● **Aim of the exercise**: Search the material below for the string "desc" and extract each line that has it.

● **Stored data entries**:
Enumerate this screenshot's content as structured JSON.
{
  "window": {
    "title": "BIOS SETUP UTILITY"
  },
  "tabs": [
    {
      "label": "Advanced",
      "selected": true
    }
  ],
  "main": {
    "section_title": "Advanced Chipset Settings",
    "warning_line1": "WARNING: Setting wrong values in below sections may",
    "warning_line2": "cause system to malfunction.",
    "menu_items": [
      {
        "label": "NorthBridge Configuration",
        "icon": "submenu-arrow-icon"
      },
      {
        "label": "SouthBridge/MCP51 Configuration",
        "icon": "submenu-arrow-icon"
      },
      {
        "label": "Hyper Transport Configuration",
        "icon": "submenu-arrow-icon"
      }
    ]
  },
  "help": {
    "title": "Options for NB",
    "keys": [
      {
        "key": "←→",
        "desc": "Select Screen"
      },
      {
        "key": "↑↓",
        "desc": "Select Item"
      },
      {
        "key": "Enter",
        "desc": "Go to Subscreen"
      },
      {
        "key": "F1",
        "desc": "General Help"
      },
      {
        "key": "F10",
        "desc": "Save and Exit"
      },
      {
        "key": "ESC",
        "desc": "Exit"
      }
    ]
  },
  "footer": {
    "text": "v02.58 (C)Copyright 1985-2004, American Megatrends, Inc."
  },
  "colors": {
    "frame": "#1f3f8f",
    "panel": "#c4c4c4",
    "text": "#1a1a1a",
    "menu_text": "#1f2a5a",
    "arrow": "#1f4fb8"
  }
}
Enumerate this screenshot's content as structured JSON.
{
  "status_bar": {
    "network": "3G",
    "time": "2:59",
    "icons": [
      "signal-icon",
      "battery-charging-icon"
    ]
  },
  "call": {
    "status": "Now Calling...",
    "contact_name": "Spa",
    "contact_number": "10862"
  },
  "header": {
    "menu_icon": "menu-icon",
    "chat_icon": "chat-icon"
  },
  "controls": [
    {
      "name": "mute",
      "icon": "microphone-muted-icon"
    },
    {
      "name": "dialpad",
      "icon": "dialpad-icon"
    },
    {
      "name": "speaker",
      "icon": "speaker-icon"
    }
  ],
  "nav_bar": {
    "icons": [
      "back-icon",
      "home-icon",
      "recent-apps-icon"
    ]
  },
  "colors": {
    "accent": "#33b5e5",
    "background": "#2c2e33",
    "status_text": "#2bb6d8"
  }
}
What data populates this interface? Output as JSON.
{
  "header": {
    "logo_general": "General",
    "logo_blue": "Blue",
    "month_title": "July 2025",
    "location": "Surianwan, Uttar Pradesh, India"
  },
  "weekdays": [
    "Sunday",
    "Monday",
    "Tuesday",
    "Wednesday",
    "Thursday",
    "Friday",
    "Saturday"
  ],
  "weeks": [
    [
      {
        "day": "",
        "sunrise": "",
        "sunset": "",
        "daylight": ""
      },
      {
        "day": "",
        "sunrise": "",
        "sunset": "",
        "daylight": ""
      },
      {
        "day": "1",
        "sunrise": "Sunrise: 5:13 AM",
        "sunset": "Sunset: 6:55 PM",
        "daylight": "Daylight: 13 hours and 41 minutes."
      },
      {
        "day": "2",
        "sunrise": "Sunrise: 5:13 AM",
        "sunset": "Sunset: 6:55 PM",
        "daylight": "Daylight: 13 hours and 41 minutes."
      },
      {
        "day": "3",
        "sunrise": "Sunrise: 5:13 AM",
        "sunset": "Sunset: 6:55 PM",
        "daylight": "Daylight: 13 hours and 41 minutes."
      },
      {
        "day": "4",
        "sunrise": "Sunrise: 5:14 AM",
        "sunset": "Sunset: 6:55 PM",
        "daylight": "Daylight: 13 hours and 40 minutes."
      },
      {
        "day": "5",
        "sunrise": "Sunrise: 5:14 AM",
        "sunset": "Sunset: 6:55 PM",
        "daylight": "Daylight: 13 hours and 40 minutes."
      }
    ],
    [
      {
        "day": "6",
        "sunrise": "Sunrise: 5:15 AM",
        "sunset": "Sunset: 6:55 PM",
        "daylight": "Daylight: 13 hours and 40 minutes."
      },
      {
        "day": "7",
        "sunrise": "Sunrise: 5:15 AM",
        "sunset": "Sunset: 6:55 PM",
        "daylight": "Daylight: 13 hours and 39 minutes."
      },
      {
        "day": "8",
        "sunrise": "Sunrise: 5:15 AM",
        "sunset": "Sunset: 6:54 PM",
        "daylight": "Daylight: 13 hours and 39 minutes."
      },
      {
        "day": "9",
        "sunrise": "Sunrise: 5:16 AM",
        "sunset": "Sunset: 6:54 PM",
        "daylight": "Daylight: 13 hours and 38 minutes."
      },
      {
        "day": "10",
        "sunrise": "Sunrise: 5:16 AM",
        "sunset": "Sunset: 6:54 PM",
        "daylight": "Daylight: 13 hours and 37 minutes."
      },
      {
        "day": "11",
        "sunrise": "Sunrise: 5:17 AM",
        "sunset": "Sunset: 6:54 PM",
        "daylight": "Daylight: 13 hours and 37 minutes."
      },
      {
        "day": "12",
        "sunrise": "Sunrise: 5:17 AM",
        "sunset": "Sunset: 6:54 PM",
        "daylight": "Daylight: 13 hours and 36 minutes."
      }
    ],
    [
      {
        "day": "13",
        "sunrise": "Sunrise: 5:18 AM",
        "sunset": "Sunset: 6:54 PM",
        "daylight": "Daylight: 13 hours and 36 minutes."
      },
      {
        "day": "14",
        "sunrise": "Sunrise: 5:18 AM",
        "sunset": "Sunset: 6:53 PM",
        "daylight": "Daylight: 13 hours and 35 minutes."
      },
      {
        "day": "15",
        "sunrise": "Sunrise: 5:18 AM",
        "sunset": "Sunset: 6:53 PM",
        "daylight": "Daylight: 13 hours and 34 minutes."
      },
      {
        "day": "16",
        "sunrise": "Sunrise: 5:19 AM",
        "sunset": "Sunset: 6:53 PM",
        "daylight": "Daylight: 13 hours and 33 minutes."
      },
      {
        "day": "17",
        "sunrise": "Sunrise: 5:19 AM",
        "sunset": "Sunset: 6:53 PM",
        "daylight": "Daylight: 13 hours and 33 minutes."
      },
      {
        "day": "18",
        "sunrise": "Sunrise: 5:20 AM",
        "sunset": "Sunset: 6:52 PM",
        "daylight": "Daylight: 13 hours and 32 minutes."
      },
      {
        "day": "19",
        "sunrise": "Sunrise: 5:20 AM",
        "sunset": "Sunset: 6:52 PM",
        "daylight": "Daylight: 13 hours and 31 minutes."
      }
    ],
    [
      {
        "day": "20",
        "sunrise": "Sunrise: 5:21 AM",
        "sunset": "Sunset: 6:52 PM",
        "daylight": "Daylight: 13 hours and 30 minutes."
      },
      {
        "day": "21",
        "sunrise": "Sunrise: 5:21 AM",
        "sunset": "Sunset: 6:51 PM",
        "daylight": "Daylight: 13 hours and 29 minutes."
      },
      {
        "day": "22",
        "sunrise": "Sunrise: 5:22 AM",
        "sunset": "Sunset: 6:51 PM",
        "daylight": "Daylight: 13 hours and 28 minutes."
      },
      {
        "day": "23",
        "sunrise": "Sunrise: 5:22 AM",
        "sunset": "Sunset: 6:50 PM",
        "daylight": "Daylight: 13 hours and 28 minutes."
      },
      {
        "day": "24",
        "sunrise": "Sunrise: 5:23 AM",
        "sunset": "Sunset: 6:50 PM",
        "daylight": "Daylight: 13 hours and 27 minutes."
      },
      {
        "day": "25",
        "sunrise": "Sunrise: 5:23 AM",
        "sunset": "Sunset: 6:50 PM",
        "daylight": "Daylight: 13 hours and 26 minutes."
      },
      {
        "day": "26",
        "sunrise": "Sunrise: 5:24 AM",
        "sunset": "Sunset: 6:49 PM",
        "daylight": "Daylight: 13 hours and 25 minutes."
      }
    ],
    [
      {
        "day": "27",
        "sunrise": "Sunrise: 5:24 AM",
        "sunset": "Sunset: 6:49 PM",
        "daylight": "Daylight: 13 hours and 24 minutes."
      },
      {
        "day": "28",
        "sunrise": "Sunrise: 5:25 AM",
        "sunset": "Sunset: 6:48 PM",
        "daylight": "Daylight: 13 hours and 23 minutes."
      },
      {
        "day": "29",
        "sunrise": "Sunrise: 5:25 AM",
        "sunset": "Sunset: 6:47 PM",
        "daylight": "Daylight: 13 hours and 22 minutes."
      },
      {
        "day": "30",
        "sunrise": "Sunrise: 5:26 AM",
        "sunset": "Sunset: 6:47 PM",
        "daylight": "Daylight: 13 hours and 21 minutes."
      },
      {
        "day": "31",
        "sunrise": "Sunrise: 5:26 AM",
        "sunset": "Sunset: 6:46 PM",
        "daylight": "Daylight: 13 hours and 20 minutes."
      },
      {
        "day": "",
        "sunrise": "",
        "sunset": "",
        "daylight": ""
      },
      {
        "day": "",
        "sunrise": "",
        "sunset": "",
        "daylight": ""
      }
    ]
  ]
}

● **Output**:
        "desc": "Select Screen"
        "desc": "Select Item"
        "desc": "Go to Subscreen"
        "desc": "General Help"
        "desc": "Save and Exit"
        "desc": "Exit"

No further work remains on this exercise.